● **Task requirements**
Reproduce each line of the material precisely.

Extracts from a graphics dataset
----
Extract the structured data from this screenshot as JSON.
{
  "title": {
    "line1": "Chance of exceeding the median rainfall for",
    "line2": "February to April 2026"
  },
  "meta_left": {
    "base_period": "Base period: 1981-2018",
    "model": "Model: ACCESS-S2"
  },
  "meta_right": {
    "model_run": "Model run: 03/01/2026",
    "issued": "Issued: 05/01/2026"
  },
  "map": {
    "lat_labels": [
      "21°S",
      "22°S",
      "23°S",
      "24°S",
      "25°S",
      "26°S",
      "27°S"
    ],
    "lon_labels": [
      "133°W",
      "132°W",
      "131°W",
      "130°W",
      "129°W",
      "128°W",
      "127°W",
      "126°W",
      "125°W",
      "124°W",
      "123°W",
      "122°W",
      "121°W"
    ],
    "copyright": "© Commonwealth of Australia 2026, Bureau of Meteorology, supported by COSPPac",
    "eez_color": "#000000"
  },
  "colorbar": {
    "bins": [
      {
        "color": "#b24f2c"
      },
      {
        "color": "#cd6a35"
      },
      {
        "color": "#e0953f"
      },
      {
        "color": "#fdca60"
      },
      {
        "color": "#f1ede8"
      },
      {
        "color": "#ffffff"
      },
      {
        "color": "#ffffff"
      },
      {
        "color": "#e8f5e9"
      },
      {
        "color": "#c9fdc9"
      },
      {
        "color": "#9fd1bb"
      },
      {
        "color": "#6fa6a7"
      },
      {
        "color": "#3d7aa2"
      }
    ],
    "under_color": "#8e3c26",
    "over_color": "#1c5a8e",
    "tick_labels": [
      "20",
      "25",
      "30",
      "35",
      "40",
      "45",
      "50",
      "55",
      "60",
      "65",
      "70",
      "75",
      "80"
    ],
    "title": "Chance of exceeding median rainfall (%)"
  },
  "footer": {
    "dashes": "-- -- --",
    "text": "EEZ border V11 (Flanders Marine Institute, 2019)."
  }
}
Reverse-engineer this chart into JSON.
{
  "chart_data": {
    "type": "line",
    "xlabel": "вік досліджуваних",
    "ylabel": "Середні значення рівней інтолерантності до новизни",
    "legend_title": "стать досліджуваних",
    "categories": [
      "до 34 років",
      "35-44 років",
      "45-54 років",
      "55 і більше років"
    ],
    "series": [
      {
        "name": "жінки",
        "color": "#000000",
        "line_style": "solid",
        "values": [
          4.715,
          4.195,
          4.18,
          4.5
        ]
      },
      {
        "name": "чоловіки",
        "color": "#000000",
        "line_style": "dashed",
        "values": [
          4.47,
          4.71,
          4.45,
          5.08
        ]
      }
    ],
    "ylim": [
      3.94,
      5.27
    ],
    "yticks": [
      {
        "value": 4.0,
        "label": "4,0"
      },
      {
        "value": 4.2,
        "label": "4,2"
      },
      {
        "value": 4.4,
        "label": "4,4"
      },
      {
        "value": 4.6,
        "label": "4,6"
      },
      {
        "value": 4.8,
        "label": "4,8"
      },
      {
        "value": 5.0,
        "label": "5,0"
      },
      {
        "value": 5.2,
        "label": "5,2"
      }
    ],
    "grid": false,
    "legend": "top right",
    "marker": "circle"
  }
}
----
● **The answer**
Extract the structured data from this screenshot as JSON.
{
  "title": {
    "line1": "Chance of exceeding the median rainfall for",
    "line2": "February to April 2026"
  },
  "meta_left": {
    "base_period": "Base period: 1981-2018",
    "model": "Model: ACCESS-S2"
  },
  "meta_right": {
    "model_run": "Model run: 03/01/2026",
    "issued": "Issued: 05/01/2026"
  },
  "map": {
    "lat_labels": [
      "21°S",
      "22°S",
      "23°S",
      "24°S",
      "25°S",
      "26°S",
      "27°S"
    ],
    "lon_labels": [
      "133°W",
      "132°W",
      "131°W",
      "130°W",
      "129°W",
      "128°W",
      "127°W",
      "126°W",
      "125°W",
      "124°W",
      "123°W",
      "122°W",
      "121°W"
    ],
    "copyright": "© Commonwealth of Australia 2026, Bureau of Meteorology, supported by COSPPac",
    "eez_color": "#000000"
  },
  "colorbar": {
    "bins": [
      {
        "color": "#b24f2c"
      },
      {
        "color": "#cd6a35"
      },
      {
        "color": "#e0953f"
      },
      {
        "color": "#fdca60"
      },
      {
        "color": "#f1ede8"
      },
      {
        "color": "#ffffff"
      },
      {
        "color": "#ffffff"
      },
      {
        "color": "#e8f5e9"
      },
      {
        "color": "#c9fdc9"
      },
      {
        "color": "#9fd1bb"
      },
      {
        "color": "#6fa6a7"
      },
      {
        "color": "#3d7aa2"
      }
    ],
    "under_color": "#8e3c26",
    "over_color": "#1c5a8e",
    "tick_labels": [
      "20",
      "25",
      "30",
      "35",
      "40",
      "45",
      "50",
      "55",
      "60",
      "65",
      "70",
      "75",
      "80"
    ],
    "title": "Chance of exceeding median rainfall (%)"
  },
  "footer": {
    "dashes": "-- -- --",
    "text": "EEZ border V11 (Flanders Marine Institute, 2019)."
  }
}
Reverse-engineer this chart into JSON.
{
  "chart_data": {
    "type": "line",
    "xlabel": "вік досліджуваних",
    "ylabel": "Середні значення рівней інтолерантності до новизни",
    "legend_title": "стать досліджуваних",
    "categories": [
      "до 34 років",
      "35-44 років",
      "45-54 років",
      "55 і більше років"
    ],
    "series": [
      {
        "name": "жінки",
        "color": "#000000",
        "line_style": "solid",
        "values": [
          4.715,
          4.195,
          4.18,
          4.5
        ]
      },
      {
        "name": "чоловіки",
        "color": "#000000",
        "line_style": "dashed",
        "values": [
          4.47,
          4.71,
          4.45,
          5.08
        ]
      }
    ],
    "ylim": [
      3.94,
      5.27
    ],
    "yticks": [
      {
        "value": 4.0,
        "label": "4,0"
      },
      {
        "value": 4.2,
        "label": "4,2"
      },
      {
        "value": 4.4,
        "label": "4,4"
      },
      {
        "value": 4.6,
        "label": "4,6"
      },
      {
        "value": 4.8,
        "label": "4,8"
      },
      {
        "value": 5.0,
        "label": "5,0"
      },
      {
        "value": 5.2,
        "label": "5,2"
      }
    ],
    "grid": false,
    "legend": "top right",
    "marker": "circle"
  }
}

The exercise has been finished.